● **REQUIRED WORK**: The listing beneath should be written out in full, exactly as shown.

● **Source data**:
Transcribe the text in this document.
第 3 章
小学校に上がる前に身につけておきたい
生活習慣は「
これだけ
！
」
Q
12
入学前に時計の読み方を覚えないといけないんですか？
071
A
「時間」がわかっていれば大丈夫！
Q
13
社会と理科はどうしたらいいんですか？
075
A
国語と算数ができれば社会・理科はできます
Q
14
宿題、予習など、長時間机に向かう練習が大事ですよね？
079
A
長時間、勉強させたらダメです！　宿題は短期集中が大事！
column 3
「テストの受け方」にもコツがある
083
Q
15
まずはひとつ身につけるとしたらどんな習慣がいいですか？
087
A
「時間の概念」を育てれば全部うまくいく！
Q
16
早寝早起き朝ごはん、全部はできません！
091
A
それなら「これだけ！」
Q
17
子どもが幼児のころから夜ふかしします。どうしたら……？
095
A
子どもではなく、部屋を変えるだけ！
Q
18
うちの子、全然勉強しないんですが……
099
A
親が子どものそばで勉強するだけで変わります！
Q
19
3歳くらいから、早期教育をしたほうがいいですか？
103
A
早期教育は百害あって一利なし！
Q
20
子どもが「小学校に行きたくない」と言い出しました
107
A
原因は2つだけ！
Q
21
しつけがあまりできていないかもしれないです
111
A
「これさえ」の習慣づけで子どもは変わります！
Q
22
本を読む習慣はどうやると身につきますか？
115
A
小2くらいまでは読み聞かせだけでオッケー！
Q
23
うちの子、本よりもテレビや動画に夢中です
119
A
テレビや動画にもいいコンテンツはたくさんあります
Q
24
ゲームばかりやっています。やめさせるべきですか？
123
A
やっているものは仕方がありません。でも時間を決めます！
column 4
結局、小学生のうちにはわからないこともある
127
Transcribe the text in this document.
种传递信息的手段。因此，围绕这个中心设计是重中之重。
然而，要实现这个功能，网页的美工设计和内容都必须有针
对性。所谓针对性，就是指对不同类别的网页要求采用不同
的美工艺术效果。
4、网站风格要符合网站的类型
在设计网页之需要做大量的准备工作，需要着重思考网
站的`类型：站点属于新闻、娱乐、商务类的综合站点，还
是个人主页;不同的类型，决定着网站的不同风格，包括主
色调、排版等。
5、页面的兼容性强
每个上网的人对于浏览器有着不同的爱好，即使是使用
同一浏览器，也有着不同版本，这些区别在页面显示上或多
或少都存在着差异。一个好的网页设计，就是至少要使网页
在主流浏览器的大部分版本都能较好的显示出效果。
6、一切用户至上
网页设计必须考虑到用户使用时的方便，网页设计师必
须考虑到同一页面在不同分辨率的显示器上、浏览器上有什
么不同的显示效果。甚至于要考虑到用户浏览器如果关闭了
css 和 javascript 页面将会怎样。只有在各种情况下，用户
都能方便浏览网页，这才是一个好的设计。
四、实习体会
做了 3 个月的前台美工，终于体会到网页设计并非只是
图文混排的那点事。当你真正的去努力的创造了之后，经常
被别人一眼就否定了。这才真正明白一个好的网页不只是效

● **RESPONSE TO THIS TASK**:
Transcribe the text in this document.
第 3 章
小学校に上がる前に身につけておきたい
生活習慣は「
これだけ
！
」
Q
12
入学前に時計の読み方を覚えないといけないんですか？
071
A
「時間」がわかっていれば大丈夫！
Q
13
社会と理科はどうしたらいいんですか？
075
A
国語と算数ができれば社会・理科はできます
Q
14
宿題、予習など、長時間机に向かう練習が大事ですよね？
079
A
長時間、勉強させたらダメです！　宿題は短期集中が大事！
column 3
「テストの受け方」にもコツがある
083
Q
15
まずはひとつ身につけるとしたらどんな習慣がいいですか？
087
A
「時間の概念」を育てれば全部うまくいく！
Q
16
早寝早起き朝ごはん、全部はできません！
091
A
それなら「これだけ！」
Q
17
子どもが幼児のころから夜ふかしします。どうしたら……？
095
A
子どもではなく、部屋を変えるだけ！
Q
18
うちの子、全然勉強しないんですが……
099
A
親が子どものそばで勉強するだけで変わります！
Q
19
3歳くらいから、早期教育をしたほうがいいですか？
103
A
早期教育は百害あって一利なし！
Q
20
子どもが「小学校に行きたくない」と言い出しました
107
A
原因は2つだけ！
Q
21
しつけがあまりできていないかもしれないです
111
A
「これさえ」の習慣づけで子どもは変わります！
Q
22
本を読む習慣はどうやると身につきますか？
115
A
小2くらいまでは読み聞かせだけでオッケー！
Q
23
うちの子、本よりもテレビや動画に夢中です
119
A
テレビや動画にもいいコンテンツはたくさんあります
Q
24
ゲームばかりやっています。やめさせるべきですか？
123
A
やっているものは仕方がありません。でも時間を決めます！
column 4
結局、小学生のうちにはわからないこともある
127
Transcribe the text in this document.
种传递信息的手段。因此，围绕这个中心设计是重中之重。
然而，要实现这个功能，网页的美工设计和内容都必须有针
对性。所谓针对性，就是指对不同类别的网页要求采用不同
的美工艺术效果。
4、网站风格要符合网站的类型
在设计网页之需要做大量的准备工作，需要着重思考网
站的`类型：站点属于新闻、娱乐、商务类的综合站点，还
是个人主页;不同的类型，决定着网站的不同风格，包括主
色调、排版等。
5、页面的兼容性强
每个上网的人对于浏览器有着不同的爱好，即使是使用
同一浏览器，也有着不同版本，这些区别在页面显示上或多
或少都存在着差异。一个好的网页设计，就是至少要使网页
在主流浏览器的大部分版本都能较好的显示出效果。
6、一切用户至上
网页设计必须考虑到用户使用时的方便，网页设计师必
须考虑到同一页面在不同分辨率的显示器上、浏览器上有什
么不同的显示效果。甚至于要考虑到用户浏览器如果关闭了
css 和 javascript 页面将会怎样。只有在各种情况下，用户
都能方便浏览网页，这才是一个好的设计。
四、实习体会
做了 3 个月的前台美工，终于体会到网页设计并非只是
图文混排的那点事。当你真正的去努力的创造了之后，经常
被别人一眼就否定了。这才真正明白一个好的网页不只是效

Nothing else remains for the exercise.